_Text for analysis_
9th International Conference on Alzheimers Disease & Dementia

Laura L Ekblad, Jarkko Johansson, Semi Helin, Prof Matti Viitanen, Hanna Laine, Pauli Puukka, Prof Antti Jula and Prof Juha O Rinne

University of Turku, Finland Umea University, Sweden Turku City Hospital, Finland Karolinska University Hospital, Sweden University of Turku, Finland National Institute for Health and Welfare, Finland Turku University Hospital, Finland

ScientificTracks Abstracts: J Alzheimers Dis Parkinsonism

DOI: 10.4172/2161-0460-C1-033

Aims: The aim of this study was to examine if midlife insulin resistance is an independent risk factor for brain amyloid accumulation after 15 years, and whether this risk is modulated by APOEε4 genotype. Methods: In this observational study 60 non-demented elderly volunteers from the Finnish nationwide Health 2000 study (mean age at baseline 55.4 years, 55.5 % women) were examined with [11C]Pittsburgh compound B PET imaging in 2014– 2016. The participants were recruited according to their Homeostatic Model Assessment of Insulin resistance (HOMA-IR) values in the year 2000, and their APOEε4 genotype. The exposure group (IR+, n=30) consisted of individuals with HOMA-IR > 2.17 at baseline (highest tertile of the Health 2000 study population), and the control group (IR-, n=30) of individuals with HOMA-IR < 1.25 at baseline (lowest tertile of HOMA-IR). 50% (n=15) of individuals in both groups were APOEε4 carriers. Results: 33.3% of the IR- group, and 60.0% of the IR+ group had an amyloid positive PET scan at a mean age of 71 years (relative risk 1.8, 95 % CI 1.0–3.2, p=0.04). The increased risk was similar in carriers and non-carriers of APOEε4 genotype. Baseline insulin resistance predicted a higher PIB composite score at follow-up after multivariate adjustments for other cognitive and metabolic risk factors (β=0.31, 95% CI 0.07–0.55, p=0.01). Conclusions: The results indicate that midlife insulin resistance is an independent risk factor for brain amyloid accumulation in non-demented elderly individuals, suggesting that midlife insulin resistance is a risk factor for Alzheimer´s disease.

Laura Ekblad has graduated from the Medical faculty of the University of Turku in 2007. She has worked at the geriatric and internal medicine departments at the Turku City Hospital, at the neurological department at the Turku University Hospital, and as a family doctor at the Turku Health Care Centre She has started her PhD at the Turku PET Centre in 2013 on the topic “Insulin resistance, cognition and brain amyloid accumulation”. She has published two articles on insulin resistance and cognition, and is expecting to finnish her PhD in January 2018.

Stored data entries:
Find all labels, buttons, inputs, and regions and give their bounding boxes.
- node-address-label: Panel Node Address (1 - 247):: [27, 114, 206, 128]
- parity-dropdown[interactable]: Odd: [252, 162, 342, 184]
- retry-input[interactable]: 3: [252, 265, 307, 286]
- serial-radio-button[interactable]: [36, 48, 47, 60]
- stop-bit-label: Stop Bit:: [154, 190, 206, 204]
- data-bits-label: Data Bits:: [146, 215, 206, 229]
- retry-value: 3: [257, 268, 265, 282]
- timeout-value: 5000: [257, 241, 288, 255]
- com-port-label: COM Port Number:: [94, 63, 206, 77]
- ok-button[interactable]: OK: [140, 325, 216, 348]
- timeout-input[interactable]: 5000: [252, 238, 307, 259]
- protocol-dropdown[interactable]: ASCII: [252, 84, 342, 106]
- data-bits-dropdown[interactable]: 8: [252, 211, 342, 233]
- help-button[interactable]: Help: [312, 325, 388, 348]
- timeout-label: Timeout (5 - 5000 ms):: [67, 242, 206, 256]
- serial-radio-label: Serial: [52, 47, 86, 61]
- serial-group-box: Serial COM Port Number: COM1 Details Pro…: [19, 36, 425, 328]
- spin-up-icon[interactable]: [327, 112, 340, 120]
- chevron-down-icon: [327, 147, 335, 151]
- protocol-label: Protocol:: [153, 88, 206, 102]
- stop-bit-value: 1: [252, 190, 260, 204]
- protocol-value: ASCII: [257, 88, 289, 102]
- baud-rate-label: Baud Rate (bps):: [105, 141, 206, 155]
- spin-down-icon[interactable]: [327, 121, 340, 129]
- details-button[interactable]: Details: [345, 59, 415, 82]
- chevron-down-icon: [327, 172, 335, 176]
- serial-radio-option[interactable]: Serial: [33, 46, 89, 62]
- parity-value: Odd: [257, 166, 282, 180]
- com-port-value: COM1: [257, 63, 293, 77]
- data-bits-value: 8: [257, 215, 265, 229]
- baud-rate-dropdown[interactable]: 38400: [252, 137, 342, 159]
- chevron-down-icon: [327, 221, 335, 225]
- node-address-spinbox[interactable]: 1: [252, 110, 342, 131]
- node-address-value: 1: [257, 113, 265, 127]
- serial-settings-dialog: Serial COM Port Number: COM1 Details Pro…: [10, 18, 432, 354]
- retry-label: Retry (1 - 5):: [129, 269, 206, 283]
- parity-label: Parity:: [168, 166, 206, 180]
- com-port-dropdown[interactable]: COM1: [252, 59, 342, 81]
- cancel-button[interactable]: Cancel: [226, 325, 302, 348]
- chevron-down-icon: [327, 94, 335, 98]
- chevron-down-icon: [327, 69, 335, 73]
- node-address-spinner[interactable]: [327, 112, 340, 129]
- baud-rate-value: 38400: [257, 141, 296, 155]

_Work instructions_
From the insulin resistance abstract, extract the passage starting with "Laura Ekblad has" and going on through "in January 2018.". These items have no connection to the text about insulin resistance and brain amyloid.

_Answer to the problem_
Laura Ekblad has graduated from the Medical faculty of the University of Turku in 2007. She has worked at the geriatric and internal medicine departments at the Turku City Hospital, at the neurological department at the Turku University Hospital, and as a family doctor at the Turku Health Care Centre She has started her PhD at the Turku PET Centre in 2013 on the topic “Insulin resistance, cognition and brain amyloid accumulation”. She has published two articles on insulin resistance and cognition, and is expecting to finnish her PhD in January 2018.